=== Exercise ===
Return every line of the material below unchanged and in the same order.

=== Element position data ===
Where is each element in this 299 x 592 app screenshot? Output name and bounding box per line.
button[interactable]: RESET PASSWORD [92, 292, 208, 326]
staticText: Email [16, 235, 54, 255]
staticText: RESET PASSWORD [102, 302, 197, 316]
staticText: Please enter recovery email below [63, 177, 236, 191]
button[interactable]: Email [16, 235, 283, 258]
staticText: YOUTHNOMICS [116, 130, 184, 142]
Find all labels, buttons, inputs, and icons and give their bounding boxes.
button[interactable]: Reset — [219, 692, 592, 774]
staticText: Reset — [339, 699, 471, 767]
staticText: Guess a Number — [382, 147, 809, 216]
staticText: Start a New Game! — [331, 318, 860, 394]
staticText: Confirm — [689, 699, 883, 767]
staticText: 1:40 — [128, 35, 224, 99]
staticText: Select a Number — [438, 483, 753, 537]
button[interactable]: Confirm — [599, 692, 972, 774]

=== Solved problem ===
Where is each element in this 299 x 592 app screenshot? Output name and bounding box per line.
button[interactable]: RESET PASSWORD [92, 292, 208, 326]
staticText: Email [16, 235, 54, 255]
staticText: RESET PASSWORD [102, 302, 197, 316]
staticText: Please enter recovery email below [63, 177, 236, 191]
button[interactable]: Email [16, 235, 283, 258]
staticText: YOUTHNOMICS [116, 130, 184, 142]
Find all labels, buttons, inputs, and icons and give their bounding boxes.
button[interactable]: Reset — [219, 692, 592, 774]
staticText: Reset — [339, 699, 471, 767]
staticText: Guess a Number — [382, 147, 809, 216]
staticText: Start a New Game! — [331, 318, 860, 394]
staticText: Confirm — [689, 699, 883, 767]
staticText: 1:40 — [128, 35, 224, 99]
staticText: Select a Number — [438, 483, 753, 537]
button[interactable]: Confirm — [599, 692, 972, 774]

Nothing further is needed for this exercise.